Copy all lines holding the word "肯动脑筋的人" from the entries.

[Data entries]
"""
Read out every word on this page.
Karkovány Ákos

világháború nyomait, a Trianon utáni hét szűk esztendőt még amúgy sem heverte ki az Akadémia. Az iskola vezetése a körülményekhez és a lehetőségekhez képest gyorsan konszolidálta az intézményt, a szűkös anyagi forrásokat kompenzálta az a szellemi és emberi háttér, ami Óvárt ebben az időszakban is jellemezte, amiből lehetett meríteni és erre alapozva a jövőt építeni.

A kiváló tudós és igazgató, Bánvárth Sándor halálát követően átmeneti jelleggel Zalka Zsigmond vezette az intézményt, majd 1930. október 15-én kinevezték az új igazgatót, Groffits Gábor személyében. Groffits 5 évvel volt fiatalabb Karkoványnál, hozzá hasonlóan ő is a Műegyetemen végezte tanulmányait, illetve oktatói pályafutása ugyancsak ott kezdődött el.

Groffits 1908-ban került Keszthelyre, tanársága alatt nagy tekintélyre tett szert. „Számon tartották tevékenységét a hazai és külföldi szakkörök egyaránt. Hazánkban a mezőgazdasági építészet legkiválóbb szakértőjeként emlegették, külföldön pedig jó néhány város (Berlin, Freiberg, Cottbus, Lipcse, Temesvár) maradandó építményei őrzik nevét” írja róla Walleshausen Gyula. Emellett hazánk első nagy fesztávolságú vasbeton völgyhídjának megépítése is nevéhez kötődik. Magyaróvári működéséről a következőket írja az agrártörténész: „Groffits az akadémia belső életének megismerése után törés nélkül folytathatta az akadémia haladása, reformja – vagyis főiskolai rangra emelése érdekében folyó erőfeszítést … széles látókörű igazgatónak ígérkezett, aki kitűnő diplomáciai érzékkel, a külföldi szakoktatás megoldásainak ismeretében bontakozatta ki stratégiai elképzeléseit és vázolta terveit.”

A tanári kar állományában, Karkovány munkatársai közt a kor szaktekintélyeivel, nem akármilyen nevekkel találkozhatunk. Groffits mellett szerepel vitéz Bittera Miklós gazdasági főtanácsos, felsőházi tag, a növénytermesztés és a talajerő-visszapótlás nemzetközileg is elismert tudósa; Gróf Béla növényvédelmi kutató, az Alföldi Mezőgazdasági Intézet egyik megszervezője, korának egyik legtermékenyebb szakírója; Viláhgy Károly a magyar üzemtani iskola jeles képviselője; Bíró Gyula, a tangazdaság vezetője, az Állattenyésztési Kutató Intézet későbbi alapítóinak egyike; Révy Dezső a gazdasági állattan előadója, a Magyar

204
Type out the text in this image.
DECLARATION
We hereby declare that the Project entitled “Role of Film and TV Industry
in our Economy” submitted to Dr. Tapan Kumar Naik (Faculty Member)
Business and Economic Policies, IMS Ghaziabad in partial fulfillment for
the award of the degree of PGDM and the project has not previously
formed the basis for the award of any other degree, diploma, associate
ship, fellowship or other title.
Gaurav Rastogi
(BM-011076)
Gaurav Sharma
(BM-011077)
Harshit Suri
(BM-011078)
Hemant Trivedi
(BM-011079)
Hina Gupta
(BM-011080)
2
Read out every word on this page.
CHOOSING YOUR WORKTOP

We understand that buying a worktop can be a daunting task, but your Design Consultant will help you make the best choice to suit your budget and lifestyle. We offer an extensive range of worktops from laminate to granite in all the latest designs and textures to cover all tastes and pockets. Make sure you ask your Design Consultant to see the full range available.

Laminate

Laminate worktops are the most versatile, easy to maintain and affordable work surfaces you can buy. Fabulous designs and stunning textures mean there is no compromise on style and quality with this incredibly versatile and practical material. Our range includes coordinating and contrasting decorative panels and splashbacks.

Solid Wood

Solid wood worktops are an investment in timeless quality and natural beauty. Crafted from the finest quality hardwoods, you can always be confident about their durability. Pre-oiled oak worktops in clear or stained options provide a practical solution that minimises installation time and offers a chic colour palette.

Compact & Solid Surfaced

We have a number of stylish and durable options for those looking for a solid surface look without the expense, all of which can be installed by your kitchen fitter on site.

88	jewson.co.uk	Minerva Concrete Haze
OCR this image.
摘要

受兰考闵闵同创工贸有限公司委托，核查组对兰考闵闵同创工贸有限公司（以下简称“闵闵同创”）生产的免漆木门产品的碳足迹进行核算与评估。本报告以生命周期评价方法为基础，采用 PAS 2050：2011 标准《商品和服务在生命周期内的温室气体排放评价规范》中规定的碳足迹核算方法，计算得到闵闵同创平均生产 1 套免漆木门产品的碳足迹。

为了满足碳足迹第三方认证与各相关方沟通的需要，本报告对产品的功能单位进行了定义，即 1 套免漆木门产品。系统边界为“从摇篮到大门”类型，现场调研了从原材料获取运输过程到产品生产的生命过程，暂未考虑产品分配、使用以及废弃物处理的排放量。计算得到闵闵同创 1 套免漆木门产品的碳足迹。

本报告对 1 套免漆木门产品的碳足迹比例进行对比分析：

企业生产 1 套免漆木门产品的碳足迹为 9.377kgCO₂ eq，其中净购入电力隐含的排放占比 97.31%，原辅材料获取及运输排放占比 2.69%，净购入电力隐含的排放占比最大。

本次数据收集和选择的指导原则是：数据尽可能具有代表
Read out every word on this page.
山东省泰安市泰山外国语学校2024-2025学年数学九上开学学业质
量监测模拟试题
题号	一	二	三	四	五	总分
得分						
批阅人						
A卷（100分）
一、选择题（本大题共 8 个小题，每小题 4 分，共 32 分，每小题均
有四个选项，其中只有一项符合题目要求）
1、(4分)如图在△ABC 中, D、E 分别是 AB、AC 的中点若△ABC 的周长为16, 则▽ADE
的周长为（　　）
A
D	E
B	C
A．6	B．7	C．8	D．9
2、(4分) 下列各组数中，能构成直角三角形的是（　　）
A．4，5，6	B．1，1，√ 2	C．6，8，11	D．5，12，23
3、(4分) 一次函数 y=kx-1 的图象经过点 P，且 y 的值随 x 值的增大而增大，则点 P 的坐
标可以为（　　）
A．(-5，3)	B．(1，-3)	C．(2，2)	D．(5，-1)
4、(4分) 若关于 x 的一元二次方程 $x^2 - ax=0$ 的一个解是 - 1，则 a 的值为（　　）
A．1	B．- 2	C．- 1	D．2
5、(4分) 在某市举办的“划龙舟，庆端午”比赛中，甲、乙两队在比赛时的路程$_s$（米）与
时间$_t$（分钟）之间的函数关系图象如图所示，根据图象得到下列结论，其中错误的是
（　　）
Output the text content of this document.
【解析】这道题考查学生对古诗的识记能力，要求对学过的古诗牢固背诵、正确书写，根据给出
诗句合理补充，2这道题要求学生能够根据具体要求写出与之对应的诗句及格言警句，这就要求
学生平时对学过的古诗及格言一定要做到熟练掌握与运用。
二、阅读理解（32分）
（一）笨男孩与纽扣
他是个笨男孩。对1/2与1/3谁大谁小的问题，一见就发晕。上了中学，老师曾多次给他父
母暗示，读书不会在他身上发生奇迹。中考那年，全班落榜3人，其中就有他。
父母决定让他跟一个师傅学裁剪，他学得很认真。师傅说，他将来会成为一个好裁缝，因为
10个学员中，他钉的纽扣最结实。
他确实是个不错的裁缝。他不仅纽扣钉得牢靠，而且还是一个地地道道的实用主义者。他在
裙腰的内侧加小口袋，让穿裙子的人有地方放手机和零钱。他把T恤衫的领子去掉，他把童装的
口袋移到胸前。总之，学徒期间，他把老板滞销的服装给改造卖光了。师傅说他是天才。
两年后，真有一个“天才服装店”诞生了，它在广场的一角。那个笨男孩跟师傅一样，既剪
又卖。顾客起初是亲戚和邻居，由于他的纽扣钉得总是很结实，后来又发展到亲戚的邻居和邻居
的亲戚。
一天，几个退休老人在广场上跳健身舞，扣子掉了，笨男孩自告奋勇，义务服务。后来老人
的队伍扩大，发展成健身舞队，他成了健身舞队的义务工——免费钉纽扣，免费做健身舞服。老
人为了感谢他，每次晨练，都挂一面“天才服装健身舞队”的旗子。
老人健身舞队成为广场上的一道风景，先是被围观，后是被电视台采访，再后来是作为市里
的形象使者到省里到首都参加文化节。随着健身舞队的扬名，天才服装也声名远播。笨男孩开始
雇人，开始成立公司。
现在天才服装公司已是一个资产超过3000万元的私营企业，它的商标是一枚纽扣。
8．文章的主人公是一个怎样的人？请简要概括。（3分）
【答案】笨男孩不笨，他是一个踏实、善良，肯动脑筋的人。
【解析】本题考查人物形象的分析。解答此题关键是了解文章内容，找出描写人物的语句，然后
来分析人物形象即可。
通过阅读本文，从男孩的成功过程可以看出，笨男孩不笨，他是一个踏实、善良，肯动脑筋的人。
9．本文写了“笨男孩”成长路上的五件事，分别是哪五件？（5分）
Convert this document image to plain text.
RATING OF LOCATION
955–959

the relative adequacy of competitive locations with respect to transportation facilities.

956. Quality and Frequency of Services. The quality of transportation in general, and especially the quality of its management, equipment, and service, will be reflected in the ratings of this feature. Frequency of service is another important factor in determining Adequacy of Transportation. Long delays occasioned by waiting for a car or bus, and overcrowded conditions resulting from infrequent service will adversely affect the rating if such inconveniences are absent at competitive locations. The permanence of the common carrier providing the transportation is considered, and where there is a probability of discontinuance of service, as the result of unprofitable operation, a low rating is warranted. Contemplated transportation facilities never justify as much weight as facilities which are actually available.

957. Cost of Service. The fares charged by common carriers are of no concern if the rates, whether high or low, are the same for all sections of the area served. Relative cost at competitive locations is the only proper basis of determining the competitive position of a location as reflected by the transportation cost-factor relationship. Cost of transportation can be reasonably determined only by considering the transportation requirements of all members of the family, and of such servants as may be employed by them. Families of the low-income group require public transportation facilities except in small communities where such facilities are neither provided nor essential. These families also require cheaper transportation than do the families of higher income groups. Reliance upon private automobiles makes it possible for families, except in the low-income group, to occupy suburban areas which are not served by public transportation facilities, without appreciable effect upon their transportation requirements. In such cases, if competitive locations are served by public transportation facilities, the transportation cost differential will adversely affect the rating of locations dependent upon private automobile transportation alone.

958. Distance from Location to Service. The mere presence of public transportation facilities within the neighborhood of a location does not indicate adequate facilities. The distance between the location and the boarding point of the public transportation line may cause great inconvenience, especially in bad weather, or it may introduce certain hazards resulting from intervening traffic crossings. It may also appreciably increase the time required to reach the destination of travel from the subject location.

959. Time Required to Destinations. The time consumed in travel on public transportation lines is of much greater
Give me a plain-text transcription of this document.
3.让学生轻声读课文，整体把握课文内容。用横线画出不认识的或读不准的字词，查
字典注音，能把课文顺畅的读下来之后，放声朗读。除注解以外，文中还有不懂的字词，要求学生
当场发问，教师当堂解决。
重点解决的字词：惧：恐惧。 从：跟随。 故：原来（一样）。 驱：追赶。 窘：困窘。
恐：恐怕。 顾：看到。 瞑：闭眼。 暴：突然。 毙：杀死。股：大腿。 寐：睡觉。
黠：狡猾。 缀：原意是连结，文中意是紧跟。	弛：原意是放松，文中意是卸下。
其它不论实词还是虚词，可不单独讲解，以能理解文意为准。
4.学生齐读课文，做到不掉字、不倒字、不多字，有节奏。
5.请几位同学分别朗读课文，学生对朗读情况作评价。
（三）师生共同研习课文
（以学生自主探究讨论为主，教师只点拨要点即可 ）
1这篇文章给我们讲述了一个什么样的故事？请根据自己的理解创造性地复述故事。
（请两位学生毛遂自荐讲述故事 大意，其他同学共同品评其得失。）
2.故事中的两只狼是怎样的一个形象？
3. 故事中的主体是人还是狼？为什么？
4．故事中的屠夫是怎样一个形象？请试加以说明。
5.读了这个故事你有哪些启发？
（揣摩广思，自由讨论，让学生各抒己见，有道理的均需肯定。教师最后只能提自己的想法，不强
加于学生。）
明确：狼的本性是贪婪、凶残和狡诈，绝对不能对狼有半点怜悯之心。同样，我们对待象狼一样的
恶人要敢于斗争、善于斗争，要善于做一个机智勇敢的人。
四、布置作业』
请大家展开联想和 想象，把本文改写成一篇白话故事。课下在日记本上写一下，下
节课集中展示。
"""
» **RESULT BELOW**
【答案】笨男孩不笨，他是一个踏实、善良，肯动脑筋的人。
通过阅读本文，从男孩的成功过程可以看出，笨男孩不笨，他是一个踏实、善良，肯动脑筋的人。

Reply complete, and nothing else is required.